### [STORED DATA]

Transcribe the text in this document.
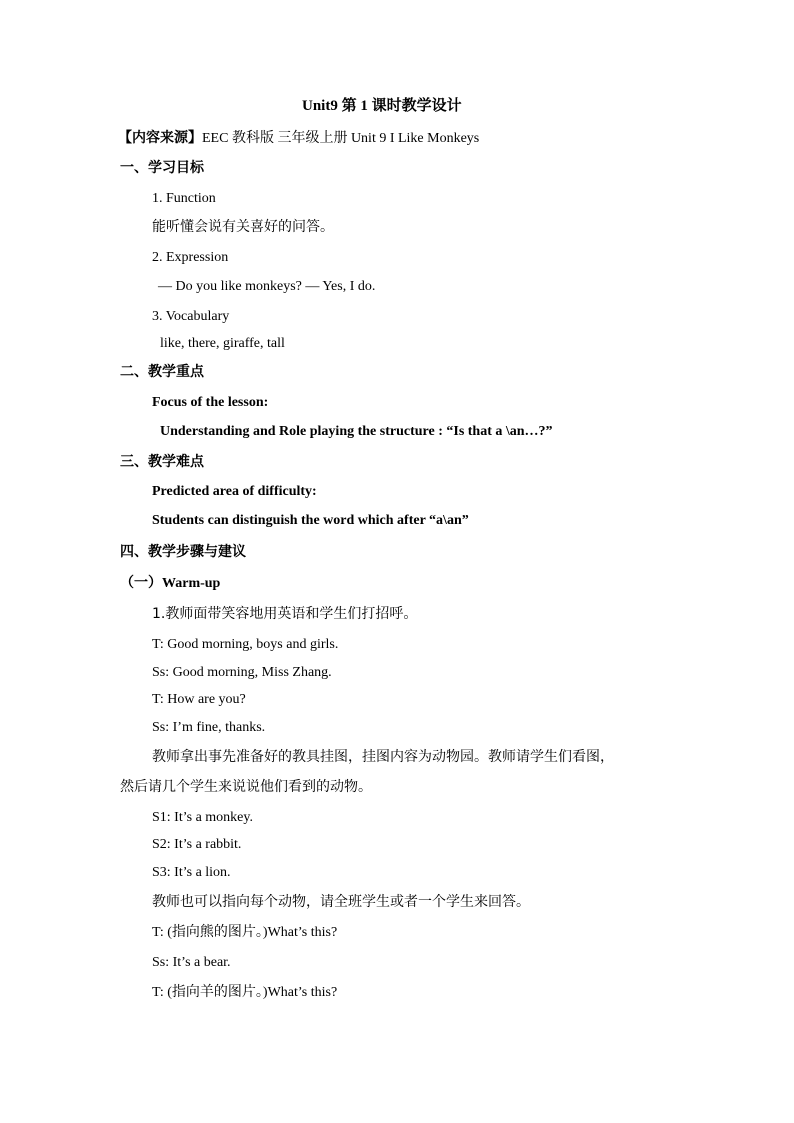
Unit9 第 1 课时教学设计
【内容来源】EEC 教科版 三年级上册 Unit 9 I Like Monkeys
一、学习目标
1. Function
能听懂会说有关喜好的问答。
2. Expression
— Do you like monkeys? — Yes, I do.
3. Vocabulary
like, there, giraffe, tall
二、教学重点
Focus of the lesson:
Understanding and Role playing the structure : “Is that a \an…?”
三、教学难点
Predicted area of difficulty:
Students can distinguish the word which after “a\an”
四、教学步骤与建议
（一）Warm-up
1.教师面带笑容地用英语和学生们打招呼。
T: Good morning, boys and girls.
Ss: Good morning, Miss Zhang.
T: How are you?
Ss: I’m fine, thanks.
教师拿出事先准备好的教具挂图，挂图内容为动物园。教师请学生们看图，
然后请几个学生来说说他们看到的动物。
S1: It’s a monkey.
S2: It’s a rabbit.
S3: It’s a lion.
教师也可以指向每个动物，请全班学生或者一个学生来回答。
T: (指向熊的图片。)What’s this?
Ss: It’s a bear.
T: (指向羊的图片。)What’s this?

### [SET TASK]
Each line that has the word "this" should be copied.

### [FULL SOLUTION]
Transcribe the text in this document.
T: (指向熊的图片。)What’s this?
T: (指向羊的图片。)What’s this?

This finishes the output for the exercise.